Leave out every picture, then transcribe the rest of the listing exactly.
================
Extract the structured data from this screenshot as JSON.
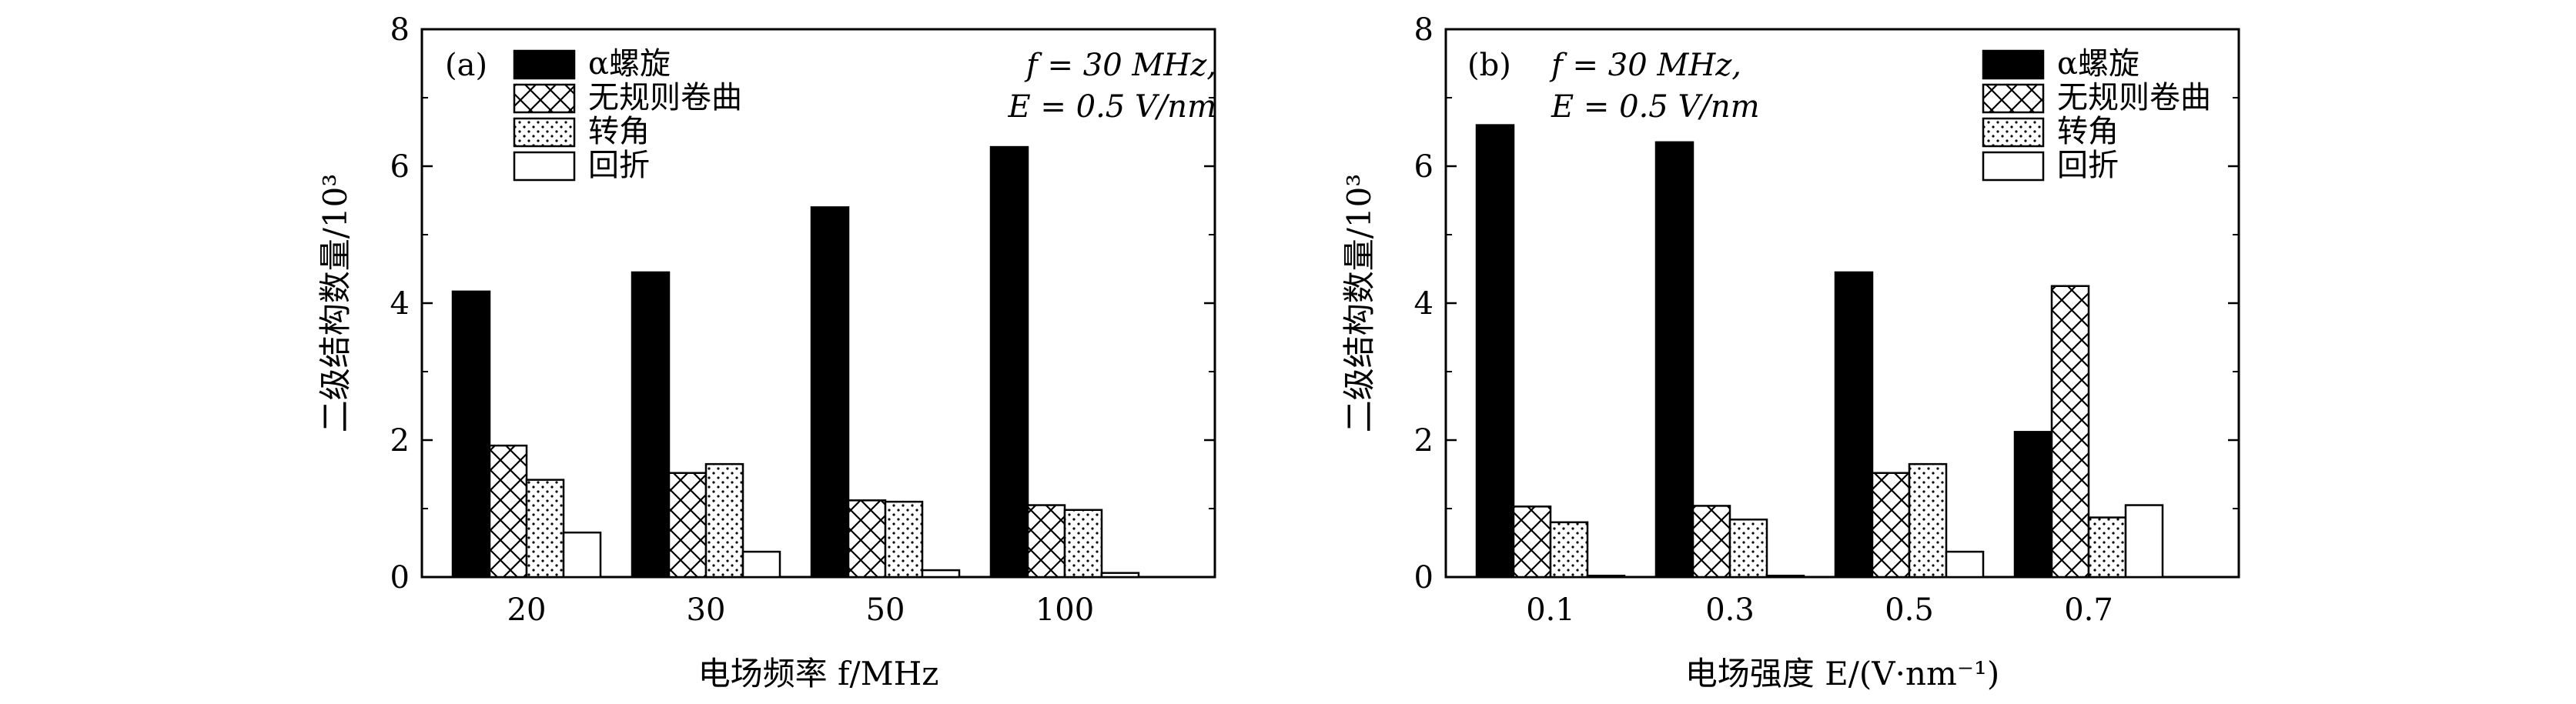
{
  "figure_labels": [
    "(a)",
    "(b)"
  ],
  "legend": [
    {
      "label": "α螺旋",
      "pattern": "solid"
    },
    {
      "label": "无规则卷曲",
      "pattern": "cross"
    },
    {
      "label": "转角",
      "pattern": "dots"
    },
    {
      "label": "回折",
      "pattern": "empty"
    }
  ],
  "colors": {
    "bar_fill": "#000000",
    "background": "#ffffff"
  },
  "chart_data": [
    {
      "type": "bar",
      "panel": "(a)",
      "title": "",
      "annotation": [
        "f = 30 MHz,",
        "E = 0.5 V/nm"
      ],
      "xlabel": "电场频率 f/MHz",
      "ylabel": "二级结构数量/10³",
      "categories": [
        "20",
        "30",
        "50",
        "100"
      ],
      "ylim": [
        0,
        8
      ],
      "yticks": [
        "0",
        "2",
        "4",
        "6",
        "8"
      ],
      "series": [
        {
          "name": "α螺旋",
          "values": [
            4.17,
            4.45,
            5.4,
            6.28
          ]
        },
        {
          "name": "无规则卷曲",
          "values": [
            1.92,
            1.52,
            1.12,
            1.05
          ]
        },
        {
          "name": "转角",
          "values": [
            1.42,
            1.65,
            1.1,
            0.98
          ]
        },
        {
          "name": "回折",
          "values": [
            0.65,
            0.37,
            0.1,
            0.06
          ]
        }
      ]
    },
    {
      "type": "bar",
      "panel": "(b)",
      "title": "",
      "annotation": [
        "f = 30 MHz,",
        "E = 0.5 V/nm"
      ],
      "xlabel": "电场强度 E/(V·nm⁻¹)",
      "ylabel": "二级结构数量/10³",
      "categories": [
        "0.1",
        "0.3",
        "0.5",
        "0.7"
      ],
      "ylim": [
        0,
        8
      ],
      "yticks": [
        "0",
        "2",
        "4",
        "6",
        "8"
      ],
      "series": [
        {
          "name": "α螺旋",
          "values": [
            6.6,
            6.35,
            4.45,
            2.12
          ]
        },
        {
          "name": "无规则卷曲",
          "values": [
            1.03,
            1.04,
            1.52,
            4.25
          ]
        },
        {
          "name": "转角",
          "values": [
            0.8,
            0.84,
            1.65,
            0.87
          ]
        },
        {
          "name": "回折",
          "values": [
            0.02,
            0.02,
            0.37,
            1.05
          ]
        }
      ]
    }
  ]
}
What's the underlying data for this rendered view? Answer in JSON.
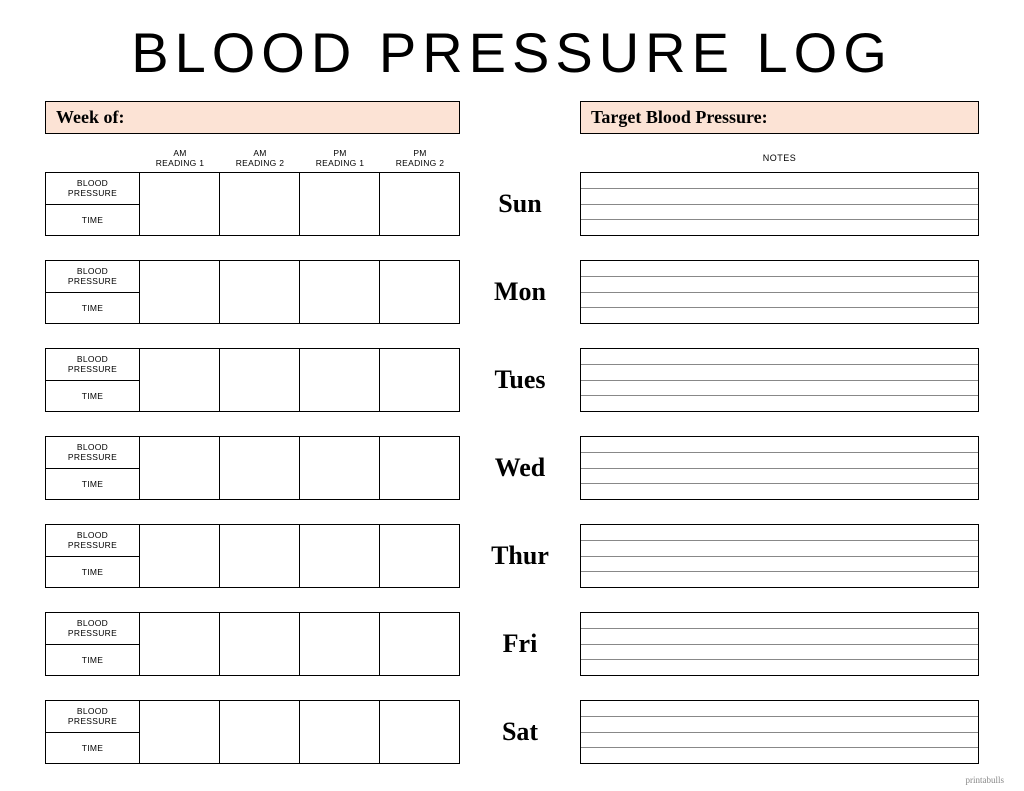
{
  "title": "BLOOD PRESSURE LOG",
  "header": {
    "week_of_label": "Week of:",
    "target_label": "Target Blood Pressure:"
  },
  "colors": {
    "accent": "#fce3d5",
    "border": "#000000",
    "background": "#ffffff",
    "note_line": "#888888"
  },
  "reading_columns": [
    {
      "line1": "AM",
      "line2": "READING 1"
    },
    {
      "line1": "AM",
      "line2": "READING 2"
    },
    {
      "line1": "PM",
      "line2": "READING 1"
    },
    {
      "line1": "PM",
      "line2": "READING 2"
    }
  ],
  "row_labels": {
    "bp_line1": "BLOOD",
    "bp_line2": "PRESSURE",
    "time": "TIME"
  },
  "notes_label": "NOTES",
  "days": [
    "Sun",
    "Mon",
    "Tues",
    "Wed",
    "Thur",
    "Fri",
    "Sat"
  ],
  "note_lines_per_box": 4,
  "watermark": "printabulls"
}
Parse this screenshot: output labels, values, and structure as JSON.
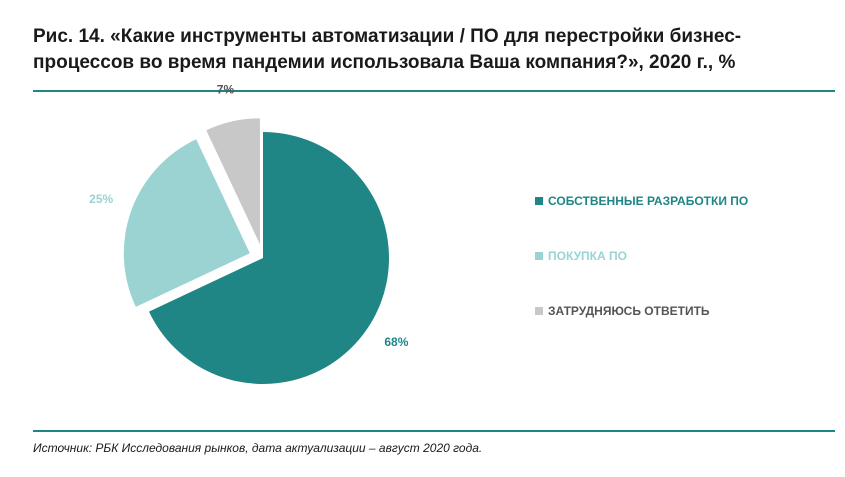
{
  "figure": {
    "title": "Рис. 14. «Какие инструменты автоматизации / ПО для перестройки бизнес-процессов во время пандемии использовала Ваша компания?», 2020 г., %",
    "source": "Источник: РБК Исследования рынков, дата актуализации – август 2020 года."
  },
  "chart_data": {
    "type": "pie",
    "title": "Рис. 14. «Какие инструменты автоматизации / ПО для перестройки бизнес-процессов во время пандемии использовала Ваша компания?», 2020 г., %",
    "categories": [
      "СОБСТВЕННЫЕ РАЗРАБОТКИ ПО",
      "ПОКУПКА ПО",
      "ЗАТРУДНЯЮСЬ ОТВЕТИТЬ"
    ],
    "values": [
      68,
      25,
      7
    ],
    "value_labels": [
      "68%",
      "25%",
      "7%"
    ],
    "colors": [
      "#1f8585",
      "#9bd3d3",
      "#c8c8c8"
    ],
    "label_colors": [
      "#1f8585",
      "#9bd3d3",
      "#555555"
    ],
    "exploded": [
      false,
      true,
      true
    ],
    "legend_position": "right",
    "unit": "%"
  }
}
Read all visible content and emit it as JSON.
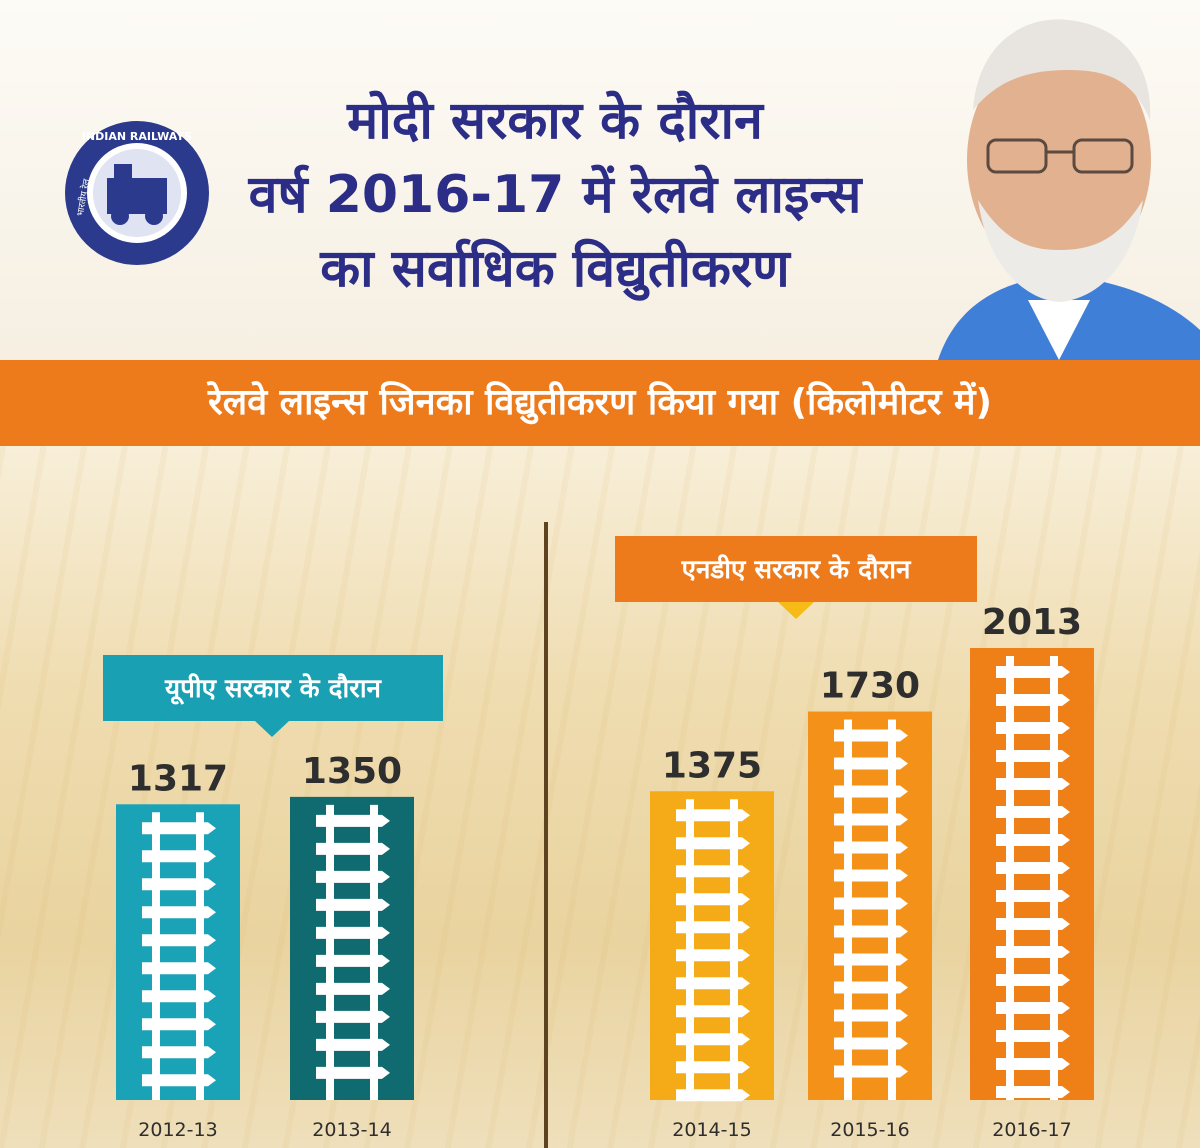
================
* [Solution for this exercise]
Extract the structured data from this screenshot as JSON.
{
  "figure_labels": [
    "(a)",
    "(b)"
  ],
  "legend": [
    {
      "label": "α螺旋",
      "pattern": "solid"
    },
    {
      "label": "无规则卷曲",
      "pattern": "cross"
    },
    {
      "label": "转角",
      "pattern": "dots"
    },
    {
      "label": "回折",
      "pattern": "empty"
    }
  ],
  "colors": {
    "bar_fill": "#000000",
    "background": "#ffffff"
  },
  "chart_data": [
    {
      "type": "bar",
      "panel": "(a)",
      "title": "",
      "annotation": [
        "f = 30 MHz,",
        "E = 0.5 V/nm"
      ],
      "xlabel": "电场频率 f/MHz",
      "ylabel": "二级结构数量/10³",
      "categories": [
        "20",
        "30",
        "50",
        "100"
      ],
      "ylim": [
        0,
        8
      ],
      "yticks": [
        "0",
        "2",
        "4",
        "6",
        "8"
      ],
      "series": [
        {
          "name": "α螺旋",
          "values": [
            4.17,
            4.45,
            5.4,
            6.28
          ]
        },
        {
          "name": "无规则卷曲",
          "values": [
            1.92,
            1.52,
            1.12,
            1.05
          ]
        },
        {
          "name": "转角",
          "values": [
            1.42,
            1.65,
            1.1,
            0.98
          ]
        },
        {
          "name": "回折",
          "values": [
            0.65,
            0.37,
            0.1,
            0.06
          ]
        }
      ]
    },
    {
      "type": "bar",
      "panel": "(b)",
      "title": "",
      "annotation": [
        "f = 30 MHz,",
        "E = 0.5 V/nm"
      ],
      "xlabel": "电场强度 E/(V·nm⁻¹)",
      "ylabel": "二级结构数量/10³",
      "categories": [
        "0.1",
        "0.3",
        "0.5",
        "0.7"
      ],
      "ylim": [
        0,
        8
      ],
      "yticks": [
        "0",
        "2",
        "4",
        "6",
        "8"
      ],
      "series": [
        {
          "name": "α螺旋",
          "values": [
            6.6,
            6.35,
            4.45,
            2.12
          ]
        },
        {
          "name": "无规则卷曲",
          "values": [
            1.03,
            1.04,
            1.52,
            4.25
          ]
        },
        {
          "name": "转角",
          "values": [
            0.8,
            0.84,
            1.65,
            0.87
          ]
        },
        {
          "name": "回折",
          "values": [
            0.02,
            0.02,
            0.37,
            1.05
          ]
        }
      ]
    }
  ]
}
What's the underlying data for this rendered view? Answer in JSON.
{
  "title": "BLOOD PRESSURE LOG",
  "header": {
    "week_of_label": "Week of:",
    "target_label": "Target Blood Pressure:"
  },
  "colors": {
    "accent": "#fce3d5",
    "border": "#000000",
    "background": "#ffffff",
    "note_line": "#888888"
  },
  "reading_columns": [
    {
      "line1": "AM",
      "line2": "READING 1"
    },
    {
      "line1": "AM",
      "line2": "READING 2"
    },
    {
      "line1": "PM",
      "line2": "READING 1"
    },
    {
      "line1": "PM",
      "line2": "READING 2"
    }
  ],
  "row_labels": {
    "bp_line1": "BLOOD",
    "bp_line2": "PRESSURE",
    "time": "TIME"
  },
  "notes_label": "NOTES",
  "days": [
    "Sun",
    "Mon",
    "Tues",
    "Wed",
    "Thur",
    "Fri",
    "Sat"
  ],
  "note_lines_per_box": 4,
  "watermark": "printabulls"
}
Parse this screenshot: output labels, values, and structure as JSON.
{
  "figure": {
    "title": "Рис. 14. «Какие инструменты автоматизации / ПО для перестройки бизнес-процессов во время пандемии использовала Ваша компания?», 2020 г., %",
    "source": "Источник: РБК Исследования рынков, дата актуализации – август 2020 года."
  },
  "chart_data": {
    "type": "pie",
    "title": "Рис. 14. «Какие инструменты автоматизации / ПО для перестройки бизнес-процессов во время пандемии использовала Ваша компания?», 2020 г., %",
    "categories": [
      "СОБСТВЕННЫЕ РАЗРАБОТКИ ПО",
      "ПОКУПКА ПО",
      "ЗАТРУДНЯЮСЬ ОТВЕТИТЬ"
    ],
    "values": [
      68,
      25,
      7
    ],
    "value_labels": [
      "68%",
      "25%",
      "7%"
    ],
    "colors": [
      "#1f8585",
      "#9bd3d3",
      "#c8c8c8"
    ],
    "label_colors": [
      "#1f8585",
      "#9bd3d3",
      "#555555"
    ],
    "exploded": [
      false,
      true,
      true
    ],
    "legend_position": "right",
    "unit": "%"
  }
}
Read all visible content and emit it as JSON.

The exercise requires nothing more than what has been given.